▶ _DIRECTION_: Repeat the part of the records that opens with the line containing "event-dot <box>121 669 124 671</box>" and closes with the line containing "event-dot <box>460 669 463 671</box>", copying each line exactly.

▶ _Recorded data_:
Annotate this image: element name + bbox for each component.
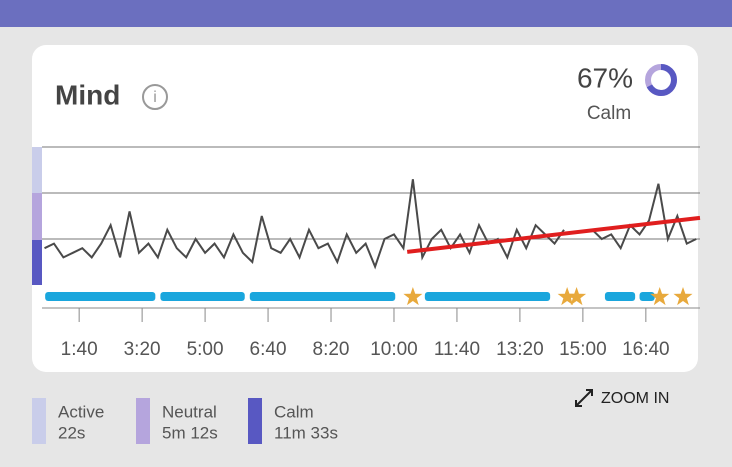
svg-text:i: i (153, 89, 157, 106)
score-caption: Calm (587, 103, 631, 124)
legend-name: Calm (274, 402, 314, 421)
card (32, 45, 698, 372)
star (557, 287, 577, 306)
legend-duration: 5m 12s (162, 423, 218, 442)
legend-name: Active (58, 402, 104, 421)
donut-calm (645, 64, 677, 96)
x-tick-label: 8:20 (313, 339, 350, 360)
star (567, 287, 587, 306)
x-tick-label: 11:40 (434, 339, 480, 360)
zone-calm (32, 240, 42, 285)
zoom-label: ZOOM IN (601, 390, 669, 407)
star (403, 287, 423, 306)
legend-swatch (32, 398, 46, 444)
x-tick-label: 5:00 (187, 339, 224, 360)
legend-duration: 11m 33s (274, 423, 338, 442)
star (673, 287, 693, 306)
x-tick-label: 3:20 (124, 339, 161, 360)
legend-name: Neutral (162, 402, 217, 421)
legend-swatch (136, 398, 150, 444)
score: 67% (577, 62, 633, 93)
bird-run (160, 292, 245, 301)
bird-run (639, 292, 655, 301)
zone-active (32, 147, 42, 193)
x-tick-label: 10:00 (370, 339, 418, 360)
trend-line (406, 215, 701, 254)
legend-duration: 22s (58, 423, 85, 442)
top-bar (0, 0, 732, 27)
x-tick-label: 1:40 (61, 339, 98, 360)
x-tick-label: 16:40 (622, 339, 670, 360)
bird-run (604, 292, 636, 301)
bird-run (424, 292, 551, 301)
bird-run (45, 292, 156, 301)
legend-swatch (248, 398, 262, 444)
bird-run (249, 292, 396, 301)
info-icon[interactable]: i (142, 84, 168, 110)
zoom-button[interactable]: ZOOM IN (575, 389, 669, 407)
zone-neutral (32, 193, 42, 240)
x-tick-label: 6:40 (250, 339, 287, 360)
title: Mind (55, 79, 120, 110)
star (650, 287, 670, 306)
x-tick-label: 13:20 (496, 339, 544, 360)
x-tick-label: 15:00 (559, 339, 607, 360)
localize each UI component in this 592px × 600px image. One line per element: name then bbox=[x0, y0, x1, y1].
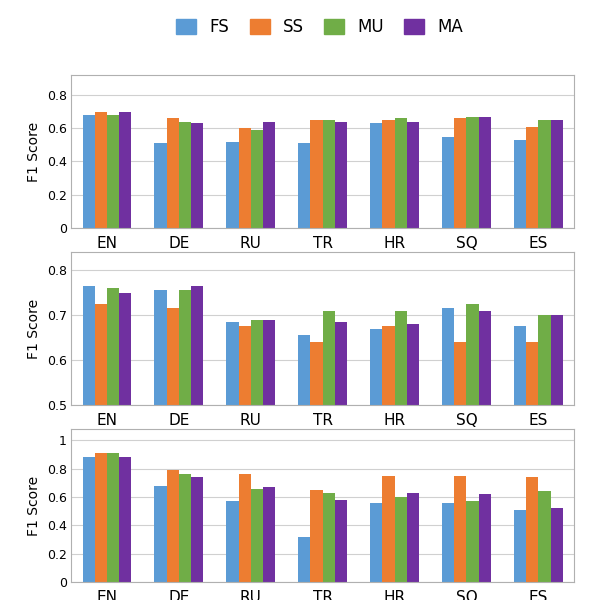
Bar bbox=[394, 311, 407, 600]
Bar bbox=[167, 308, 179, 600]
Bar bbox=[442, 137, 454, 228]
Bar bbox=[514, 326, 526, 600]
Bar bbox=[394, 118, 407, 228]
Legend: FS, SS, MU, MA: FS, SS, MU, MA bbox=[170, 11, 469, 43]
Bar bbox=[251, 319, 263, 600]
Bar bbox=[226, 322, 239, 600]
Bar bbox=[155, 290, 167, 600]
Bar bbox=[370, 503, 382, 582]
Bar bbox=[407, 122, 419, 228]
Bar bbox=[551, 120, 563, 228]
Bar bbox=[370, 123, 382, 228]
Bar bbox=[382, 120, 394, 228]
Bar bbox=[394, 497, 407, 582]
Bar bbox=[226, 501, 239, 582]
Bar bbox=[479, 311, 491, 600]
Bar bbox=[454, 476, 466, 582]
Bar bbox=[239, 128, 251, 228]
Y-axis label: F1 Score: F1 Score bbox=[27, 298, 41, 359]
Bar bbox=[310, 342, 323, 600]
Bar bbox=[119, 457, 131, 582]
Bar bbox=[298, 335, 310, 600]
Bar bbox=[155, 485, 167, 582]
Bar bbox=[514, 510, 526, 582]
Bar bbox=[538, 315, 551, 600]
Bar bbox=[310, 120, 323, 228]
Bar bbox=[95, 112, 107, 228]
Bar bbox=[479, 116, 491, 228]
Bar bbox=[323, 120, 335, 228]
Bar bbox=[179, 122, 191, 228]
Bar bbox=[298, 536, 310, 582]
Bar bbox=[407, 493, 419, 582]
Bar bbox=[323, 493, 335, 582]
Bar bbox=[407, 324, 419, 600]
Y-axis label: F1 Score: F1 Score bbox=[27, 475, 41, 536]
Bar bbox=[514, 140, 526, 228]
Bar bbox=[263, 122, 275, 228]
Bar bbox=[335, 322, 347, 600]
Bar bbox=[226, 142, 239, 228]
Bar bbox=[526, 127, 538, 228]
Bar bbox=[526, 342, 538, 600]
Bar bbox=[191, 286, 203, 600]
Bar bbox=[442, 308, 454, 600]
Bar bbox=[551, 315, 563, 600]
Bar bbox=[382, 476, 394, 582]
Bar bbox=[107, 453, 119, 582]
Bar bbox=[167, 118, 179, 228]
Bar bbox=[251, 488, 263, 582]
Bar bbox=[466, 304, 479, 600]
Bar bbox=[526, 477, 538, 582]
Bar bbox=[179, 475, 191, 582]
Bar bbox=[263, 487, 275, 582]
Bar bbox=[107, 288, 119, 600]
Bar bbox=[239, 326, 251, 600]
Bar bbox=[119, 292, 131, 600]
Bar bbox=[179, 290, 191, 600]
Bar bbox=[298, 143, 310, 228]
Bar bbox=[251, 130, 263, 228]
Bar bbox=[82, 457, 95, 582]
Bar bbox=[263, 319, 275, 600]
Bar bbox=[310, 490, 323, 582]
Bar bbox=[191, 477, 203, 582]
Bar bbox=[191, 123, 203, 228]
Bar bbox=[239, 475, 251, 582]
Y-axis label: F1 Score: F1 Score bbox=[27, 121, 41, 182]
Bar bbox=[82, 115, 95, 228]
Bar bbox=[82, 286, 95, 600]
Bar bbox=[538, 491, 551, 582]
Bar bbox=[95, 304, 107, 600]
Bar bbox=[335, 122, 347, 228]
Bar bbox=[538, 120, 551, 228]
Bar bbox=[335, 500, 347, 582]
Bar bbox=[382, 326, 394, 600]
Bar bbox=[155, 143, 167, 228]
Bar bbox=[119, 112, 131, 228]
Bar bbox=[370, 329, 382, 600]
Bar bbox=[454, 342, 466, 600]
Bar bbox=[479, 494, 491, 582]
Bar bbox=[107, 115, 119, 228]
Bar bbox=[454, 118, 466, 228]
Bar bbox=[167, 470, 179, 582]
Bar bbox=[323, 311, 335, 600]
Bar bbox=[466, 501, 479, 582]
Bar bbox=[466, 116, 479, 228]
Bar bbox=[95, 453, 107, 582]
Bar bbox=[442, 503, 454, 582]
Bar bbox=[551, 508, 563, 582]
...
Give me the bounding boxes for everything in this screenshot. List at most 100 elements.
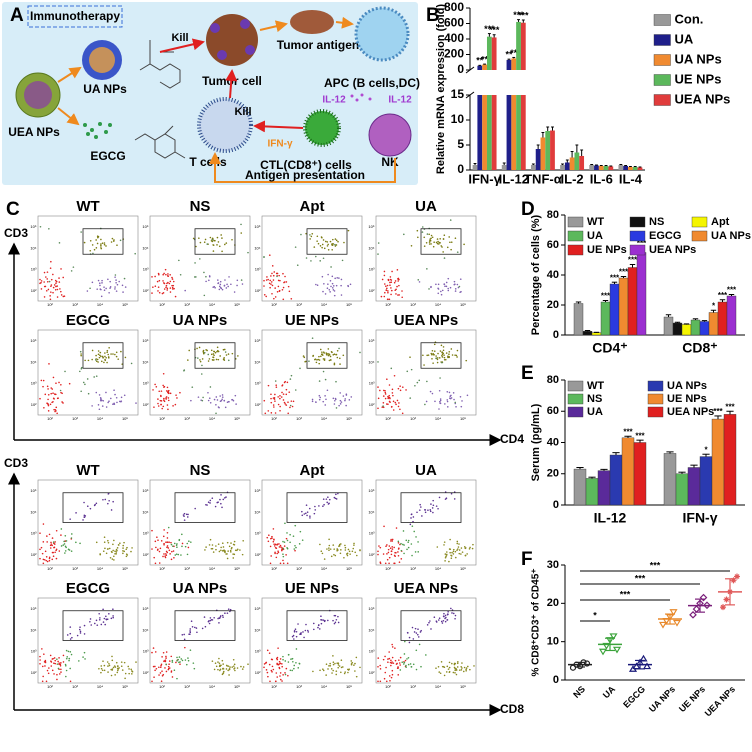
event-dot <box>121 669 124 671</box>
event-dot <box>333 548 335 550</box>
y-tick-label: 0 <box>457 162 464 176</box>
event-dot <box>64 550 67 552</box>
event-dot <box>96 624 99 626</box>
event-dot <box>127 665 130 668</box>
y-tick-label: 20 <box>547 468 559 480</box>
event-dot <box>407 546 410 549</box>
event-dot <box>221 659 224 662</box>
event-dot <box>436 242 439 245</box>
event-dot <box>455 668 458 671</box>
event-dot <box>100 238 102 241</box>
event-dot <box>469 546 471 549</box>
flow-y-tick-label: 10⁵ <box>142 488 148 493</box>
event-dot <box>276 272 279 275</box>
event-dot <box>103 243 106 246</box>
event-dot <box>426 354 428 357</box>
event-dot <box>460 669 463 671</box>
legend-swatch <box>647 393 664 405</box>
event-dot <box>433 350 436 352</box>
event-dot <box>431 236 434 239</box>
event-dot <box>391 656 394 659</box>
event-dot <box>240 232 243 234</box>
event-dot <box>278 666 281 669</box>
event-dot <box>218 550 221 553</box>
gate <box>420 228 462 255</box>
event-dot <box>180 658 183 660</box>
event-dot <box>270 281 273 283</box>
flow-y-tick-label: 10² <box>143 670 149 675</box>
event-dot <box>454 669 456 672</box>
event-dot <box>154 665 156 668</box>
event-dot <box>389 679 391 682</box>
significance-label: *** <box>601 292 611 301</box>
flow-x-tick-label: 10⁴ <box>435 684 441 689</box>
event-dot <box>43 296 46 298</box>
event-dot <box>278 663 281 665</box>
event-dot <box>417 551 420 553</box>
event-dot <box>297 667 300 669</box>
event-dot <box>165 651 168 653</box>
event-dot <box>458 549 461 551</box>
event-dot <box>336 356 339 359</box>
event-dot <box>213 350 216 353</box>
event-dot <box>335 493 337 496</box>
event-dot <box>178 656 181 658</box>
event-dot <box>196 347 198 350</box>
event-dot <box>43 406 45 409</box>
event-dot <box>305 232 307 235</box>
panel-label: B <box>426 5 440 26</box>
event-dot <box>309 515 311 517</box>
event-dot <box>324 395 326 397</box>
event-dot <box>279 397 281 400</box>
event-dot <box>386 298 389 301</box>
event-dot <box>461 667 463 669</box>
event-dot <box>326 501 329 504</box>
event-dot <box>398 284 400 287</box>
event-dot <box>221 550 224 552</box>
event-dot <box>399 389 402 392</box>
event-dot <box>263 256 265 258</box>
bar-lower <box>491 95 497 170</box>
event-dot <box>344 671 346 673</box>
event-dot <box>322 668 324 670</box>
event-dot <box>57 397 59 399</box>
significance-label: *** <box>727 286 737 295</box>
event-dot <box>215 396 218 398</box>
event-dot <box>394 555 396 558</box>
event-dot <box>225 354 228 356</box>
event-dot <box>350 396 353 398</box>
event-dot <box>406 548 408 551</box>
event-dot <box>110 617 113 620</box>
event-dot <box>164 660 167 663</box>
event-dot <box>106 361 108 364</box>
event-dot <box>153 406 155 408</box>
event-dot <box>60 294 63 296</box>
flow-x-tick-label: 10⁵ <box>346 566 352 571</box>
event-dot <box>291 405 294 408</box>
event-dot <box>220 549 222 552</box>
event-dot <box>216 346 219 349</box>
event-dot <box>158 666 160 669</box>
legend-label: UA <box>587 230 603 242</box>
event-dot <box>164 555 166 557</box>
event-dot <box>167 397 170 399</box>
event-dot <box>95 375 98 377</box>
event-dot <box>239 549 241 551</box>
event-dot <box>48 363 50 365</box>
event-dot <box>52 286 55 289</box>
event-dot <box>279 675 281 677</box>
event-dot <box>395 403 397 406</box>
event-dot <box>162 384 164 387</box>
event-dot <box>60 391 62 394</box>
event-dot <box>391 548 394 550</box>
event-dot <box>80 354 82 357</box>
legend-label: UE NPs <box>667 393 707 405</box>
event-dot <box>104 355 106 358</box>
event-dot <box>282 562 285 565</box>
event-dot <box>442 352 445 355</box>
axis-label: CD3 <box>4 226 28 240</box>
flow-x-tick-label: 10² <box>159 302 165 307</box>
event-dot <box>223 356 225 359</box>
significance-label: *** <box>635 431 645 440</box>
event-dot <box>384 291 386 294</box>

▶ _OUTPUT BELOW_:
event-dot <box>121 669 124 671</box>
event-dot <box>333 548 335 550</box>
y-tick-label: 0 <box>457 162 464 176</box>
event-dot <box>64 550 67 552</box>
event-dot <box>96 624 99 626</box>
event-dot <box>127 665 130 668</box>
y-tick-label: 20 <box>547 468 559 480</box>
event-dot <box>407 546 410 549</box>
event-dot <box>221 659 224 662</box>
event-dot <box>436 242 439 245</box>
event-dot <box>455 668 458 671</box>
event-dot <box>100 238 102 241</box>
event-dot <box>469 546 471 549</box>
flow-y-tick-label: 10⁵ <box>142 488 148 493</box>
event-dot <box>276 272 279 275</box>
event-dot <box>103 243 106 246</box>
event-dot <box>426 354 428 357</box>
event-dot <box>460 669 463 671</box>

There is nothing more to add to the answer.